▶ MATERIAL TO PROCESS
──────

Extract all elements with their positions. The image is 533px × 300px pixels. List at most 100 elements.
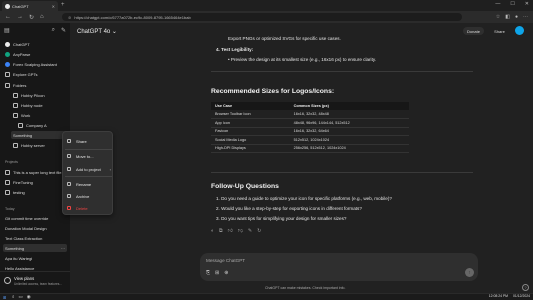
divider xyxy=(211,172,473,173)
menu-item-add-to-project[interactable]: Add to project › xyxy=(67,165,111,173)
chevron-right-icon: › xyxy=(109,166,111,172)
share-button[interactable]: Share xyxy=(490,27,509,35)
minimize-icon[interactable]: — xyxy=(495,1,500,7)
star-icon[interactable]: ☆ xyxy=(496,14,500,20)
composer[interactable]: Message ChatGPT ⎘ ⊞ ⊕ ↑ xyxy=(200,253,478,281)
view-plans[interactable]: View plans Unlimited access, team featur… xyxy=(0,271,70,293)
url-text: https://chatgpt.com/c/6777a072b-ec9c-800… xyxy=(74,14,191,20)
browser-taskbar-icon[interactable]: ◉ xyxy=(27,294,31,300)
clock-time[interactable]: 12:08:24 PM xyxy=(489,294,508,298)
folder-icon xyxy=(5,189,10,195)
table-cell: 256x256, 512x512, 1024x1024 xyxy=(289,144,409,153)
folder-icon xyxy=(18,122,23,128)
close-tab-icon[interactable]: ✕ xyxy=(52,4,55,9)
table-cell: Browser Toolbar Icon xyxy=(211,110,290,119)
folder-icon xyxy=(13,102,18,108)
question-text: Do you need a guide to optimize your ico… xyxy=(221,196,392,201)
sidebar-top: ▤ ⌕ ✎ xyxy=(0,23,70,38)
regenerate-icon[interactable]: ↻ xyxy=(257,228,261,234)
sidebar-item-label: Explore GPTs xyxy=(13,71,38,77)
thumbs-down-icon[interactable]: 👎︎ xyxy=(238,228,243,234)
sidebar-folders-header[interactable]: Folders xyxy=(3,81,67,89)
chat-history-item[interactable]: Text Class Extraction xyxy=(3,234,67,242)
folder-item[interactable]: Hobby node xyxy=(11,101,67,109)
project-item[interactable]: testing xyxy=(3,188,67,196)
new-tab-icon[interactable]: + xyxy=(61,2,65,8)
folder-item[interactable]: Company A xyxy=(16,121,67,129)
help-icon[interactable]: ? xyxy=(522,284,529,291)
message-input[interactable]: Message ChatGPT xyxy=(206,258,245,263)
chat-history-item[interactable]: Apa itu Wartegi xyxy=(3,254,67,262)
sidebar-item-chatgpt[interactable]: ChatGPT xyxy=(3,40,67,48)
address-bar[interactable]: ⊚ https://chatgpt.com/c/6777a072b-ec9c-8… xyxy=(62,13,462,21)
send-button[interactable]: ↑ xyxy=(465,268,474,277)
tools-icon[interactable]: ⊞ xyxy=(215,270,219,276)
table-cell: 48x48, 96x96, 144x144, 512x512 xyxy=(289,118,409,128)
extensions-icon[interactable]: ◧ xyxy=(505,14,510,20)
folder-item[interactable]: Hobby server xyxy=(11,141,67,149)
chat-options-icon[interactable]: ⋯ xyxy=(61,246,65,251)
sidebar-item-anyparse[interactable]: AnyParse xyxy=(3,50,67,58)
windows-start-icon[interactable]: ⊞ xyxy=(3,295,6,300)
globe-icon[interactable]: ⊕ xyxy=(224,270,228,276)
menu-dots-icon[interactable]: ⋯ xyxy=(523,14,528,20)
chat-label: Git commit time override xyxy=(5,215,49,221)
search-icon[interactable]: ⌕ xyxy=(52,27,55,34)
folder-icon xyxy=(13,142,18,148)
folder-item[interactable]: Hobby Pilcon xyxy=(11,91,67,99)
menu-item-label: Move to... xyxy=(76,153,94,159)
toggle-sidebar-icon[interactable]: ▤ xyxy=(4,27,10,34)
menu-item-move-to[interactable]: Move to... xyxy=(67,152,111,160)
browser-toolbar: ← → ↻ ⌂ ⊚ https://chatgpt.com/c/6777a072… xyxy=(0,11,533,23)
donate-button[interactable]: Donate xyxy=(463,27,484,35)
maximize-icon[interactable]: ☐ xyxy=(510,1,514,7)
clock-date[interactable]: 01/12/2024 xyxy=(513,294,530,298)
menu-item-archive[interactable]: Archive xyxy=(67,192,111,200)
chat-history-item-active[interactable]: Something ⋯ xyxy=(3,244,67,252)
sidebar-item-explore-gpts[interactable]: Explore GPTs xyxy=(3,70,67,78)
menu-item-label: Delete xyxy=(76,205,88,211)
menu-item-share[interactable]: Share xyxy=(67,137,111,145)
folder-icon xyxy=(5,169,10,175)
sidebar-item-forex[interactable]: Forex Scalping Assistant xyxy=(3,60,67,68)
table-row: Browser Toolbar Icon 16x16, 32x32, 48x48 xyxy=(211,110,409,119)
file-explorer-icon[interactable]: ▭ xyxy=(19,294,23,300)
thumbs-up-icon[interactable]: 👍︎ xyxy=(228,228,233,234)
profile-icon[interactable]: ● xyxy=(515,14,518,20)
folder-item[interactable]: Work xyxy=(11,111,67,119)
sidebar-item-label: Forex Scalping Assistant xyxy=(13,61,57,67)
project-item[interactable]: FineTuning xyxy=(3,178,67,186)
avatar[interactable] xyxy=(515,26,524,35)
model-selector[interactable]: ChatGPT 4o ⌄ xyxy=(77,28,117,35)
back-icon[interactable]: ← xyxy=(5,14,11,21)
share-label: Share xyxy=(494,28,505,34)
browser-tab[interactable]: ChatGPT ✕ xyxy=(2,1,58,11)
folder-chat-item[interactable]: Something xyxy=(11,131,67,139)
search-taskbar-icon[interactable]: ⌕ xyxy=(12,294,15,300)
menu-item-delete[interactable]: Delete xyxy=(67,204,111,212)
project-label: FineTuning xyxy=(13,179,33,185)
question-text: Would you like a step-by-step for export… xyxy=(221,206,362,211)
menu-item-rename[interactable]: Rename xyxy=(67,180,111,188)
chat-history-item[interactable]: Donation Modal Design xyxy=(3,224,67,232)
main-panel: ChatGPT 4o ⌄ Donate Share Export PNGs or… xyxy=(70,23,533,293)
edit-icon[interactable]: ✎ xyxy=(248,228,252,234)
forward-icon[interactable]: → xyxy=(17,14,23,21)
new-chat-icon[interactable]: ✎ xyxy=(61,27,66,34)
reload-icon[interactable]: ↻ xyxy=(29,14,34,21)
close-window-icon[interactable]: ✕ xyxy=(525,1,529,7)
chat-history-item[interactable]: Git commit time override xyxy=(3,214,67,222)
bullet-text: • Preview the design at its smallest siz… xyxy=(228,57,377,62)
folder-label: Hobby node xyxy=(21,102,43,108)
attach-icon[interactable]: ⎘ xyxy=(206,270,210,276)
menu-item-label: Rename xyxy=(76,181,92,187)
followup-question: 3. Do you want tips for simplifying your… xyxy=(216,216,347,221)
copy-icon[interactable]: ⧉ xyxy=(219,228,223,234)
model-name: ChatGPT 4o xyxy=(77,29,111,35)
list-item-title: 4. Test Legibility: xyxy=(216,47,254,52)
home-icon[interactable]: ⌂ xyxy=(40,14,44,21)
read-aloud-icon[interactable]: ◐ xyxy=(211,228,214,234)
project-item[interactable]: This is a super long text file... xyxy=(3,168,67,176)
chat-context-menu: Share Move to... Add to project › Rename… xyxy=(62,131,113,215)
tab-title: ChatGPT xyxy=(12,3,29,9)
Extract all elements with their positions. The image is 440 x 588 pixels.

──────

▶ GIVEN REQUEST
Copy every item above word for word, but leave out the pictures.

▶ REPLY
Extract all elements with their positions. The image is 533px × 300px pixels. List at most 100 elements.
divider xyxy=(211,172,473,173)
menu-item-add-to-project[interactable]: Add to project › xyxy=(67,165,111,173)
chevron-right-icon: › xyxy=(109,166,111,172)
share-button[interactable]: Share xyxy=(490,27,509,35)
minimize-icon[interactable]: — xyxy=(495,1,500,7)
star-icon[interactable]: ☆ xyxy=(496,14,500,20)
composer[interactable]: Message ChatGPT ⎘ ⊞ ⊕ ↑ xyxy=(200,253,478,281)
view-plans[interactable]: View plans Unlimited access, team featur… xyxy=(0,271,70,293)
url-text: https://chatgpt.com/c/6777a072b-ec9c-800… xyxy=(74,14,191,20)
browser-taskbar-icon[interactable]: ◉ xyxy=(27,294,31,300)
clock-time[interactable]: 12:08:24 PM xyxy=(489,294,508,298)
folder-icon xyxy=(5,189,10,195)
table-cell: 256x256, 512x512, 1024x1024 xyxy=(289,144,409,153)
folder-icon xyxy=(18,122,23,128)
close-tab-icon[interactable]: ✕ xyxy=(52,4,55,9)
table-cell: Browser Toolbar Icon xyxy=(211,110,290,119)
folder-icon xyxy=(13,102,18,108)
question-text: Do you need a guide to optimize your ico… xyxy=(221,196,392,201)
sidebar-top: ▤ ⌕ ✎ xyxy=(0,23,70,38)
regenerate-icon[interactable]: ↻ xyxy=(257,228,261,234)
sidebar-item-label: Explore GPTs xyxy=(13,71,38,77)
thumbs-down-icon[interactable]: 👎︎ xyxy=(238,228,243,234)
sidebar-folders-header[interactable]: Folders xyxy=(3,81,67,89)
chat-history-item[interactable]: Text Class Extraction xyxy=(3,234,67,242)
folder-item[interactable]: Hobby node xyxy=(11,101,67,109)
project-item[interactable]: testing xyxy=(3,188,67,196)
new-tab-icon[interactable]: + xyxy=(61,2,65,8)
folder-item[interactable]: Company A xyxy=(16,121,67,129)
help-icon[interactable]: ? xyxy=(522,284,529,291)
message-input[interactable]: Message ChatGPT xyxy=(206,258,245,263)
chat-history-item[interactable]: Apa itu Wartegi xyxy=(3,254,67,262)
sidebar-item-chatgpt[interactable]: ChatGPT xyxy=(3,40,67,48)
address-bar[interactable]: ⊚ https://chatgpt.com/c/6777a072b-ec9c-8… xyxy=(62,13,462,21)
send-button[interactable]: ↑ xyxy=(465,268,474,277)
tools-icon[interactable]: ⊞ xyxy=(215,270,219,276)
table-cell: 48x48, 96x96, 144x144, 512x512 xyxy=(289,118,409,128)
extensions-icon[interactable]: ◧ xyxy=(505,14,510,20)
folder-item[interactable]: Hobby server xyxy=(11,141,67,149)
chat-options-icon[interactable]: ⋯ xyxy=(61,246,65,251)
sidebar-item-anyparse[interactable]: AnyParse xyxy=(3,50,67,58)
windows-start-icon[interactable]: ⊞ xyxy=(3,295,6,300)
globe-icon[interactable]: ⊕ xyxy=(224,270,228,276)
menu-dots-icon[interactable]: ⋯ xyxy=(523,14,528,20)
chat-label: Git commit time override xyxy=(5,215,49,221)
search-icon[interactable]: ⌕ xyxy=(52,27,55,34)
folder-icon xyxy=(13,142,18,148)
folder-item[interactable]: Hobby Pilcon xyxy=(11,91,67,99)
menu-item-label: Move to... xyxy=(76,153,94,159)
toggle-sidebar-icon[interactable]: ▤ xyxy=(4,27,10,34)
menu-item-move-to[interactable]: Move to... xyxy=(67,152,111,160)
browser-toolbar: ← → ↻ ⌂ ⊚ https://chatgpt.com/c/6777a072… xyxy=(0,11,533,23)
donate-button[interactable]: Donate xyxy=(463,27,484,35)
maximize-icon[interactable]: ☐ xyxy=(510,1,514,7)
clock-date[interactable]: 01/12/2024 xyxy=(513,294,530,298)
menu-item-archive[interactable]: Archive xyxy=(67,192,111,200)
chat-history-item-active[interactable]: Something ⋯ xyxy=(3,244,67,252)
sidebar-item-explore-gpts[interactable]: Explore GPTs xyxy=(3,70,67,78)
menu-item-label: Delete xyxy=(76,205,88,211)
menu-item-share[interactable]: Share xyxy=(67,137,111,145)
folder-icon xyxy=(5,169,10,175)
sidebar-item-forex[interactable]: Forex Scalping Assistant xyxy=(3,60,67,68)
table-row: Browser Toolbar Icon 16x16, 32x32, 48x48 xyxy=(211,110,409,119)
file-explorer-icon[interactable]: ▭ xyxy=(19,294,23,300)
thumbs-up-icon[interactable]: 👍︎ xyxy=(228,228,233,234)
profile-icon[interactable]: ● xyxy=(515,14,518,20)
folder-item[interactable]: Work xyxy=(11,111,67,119)
sidebar-item-label: Forex Scalping Assistant xyxy=(13,61,57,67)
project-item[interactable]: FineTuning xyxy=(3,178,67,186)
avatar[interactable] xyxy=(515,26,524,35)
model-selector[interactable]: ChatGPT 4o ⌄ xyxy=(77,28,117,35)
back-icon[interactable]: ← xyxy=(5,14,11,21)
share-label: Share xyxy=(494,28,505,34)
browser-tab[interactable]: ChatGPT ✕ xyxy=(2,1,58,11)
folder-chat-item[interactable]: Something xyxy=(11,131,67,139)
search-taskbar-icon[interactable]: ⌕ xyxy=(12,294,15,300)
menu-item-delete[interactable]: Delete xyxy=(67,204,111,212)
project-label: FineTuning xyxy=(13,179,33,185)
question-text: Would you like a step-by-step for export… xyxy=(221,206,362,211)
menu-item-rename[interactable]: Rename xyxy=(67,180,111,188)
chat-history-item[interactable]: Donation Modal Design xyxy=(3,224,67,232)
main-panel: ChatGPT 4o ⌄ Donate Share Export PNGs or… xyxy=(70,23,533,293)
edit-icon[interactable]: ✎ xyxy=(248,228,252,234)
forward-icon[interactable]: → xyxy=(17,14,23,21)
new-chat-icon[interactable]: ✎ xyxy=(61,27,66,34)
reload-icon[interactable]: ↻ xyxy=(29,14,34,21)
close-window-icon[interactable]: ✕ xyxy=(525,1,529,7)
chat-history-item[interactable]: Git commit time override xyxy=(3,214,67,222)
bullet-text: • Preview the design at its smallest siz… xyxy=(228,57,377,62)
folder-label: Hobby node xyxy=(21,102,43,108)
attach-icon[interactable]: ⎘ xyxy=(206,270,210,276)
menu-item-label: Rename xyxy=(76,181,92,187)
followup-question: 3. Do you want tips for simplifying your… xyxy=(216,216,347,221)
copy-icon[interactable]: ⧉ xyxy=(219,228,223,234)
model-name: ChatGPT 4o xyxy=(77,29,111,35)
list-item-title: 4. Test Legibility: xyxy=(216,47,254,52)
home-icon[interactable]: ⌂ xyxy=(40,14,44,21)
read-aloud-icon[interactable]: ◐ xyxy=(211,228,214,234)
project-item[interactable]: This is a super long text file... xyxy=(3,168,67,176)
chat-context-menu: Share Move to... Add to project › Rename… xyxy=(62,131,113,215)
tab-title: ChatGPT xyxy=(12,3,29,9)
Extract all elements with their positions. The image is 440 x 588 pixels.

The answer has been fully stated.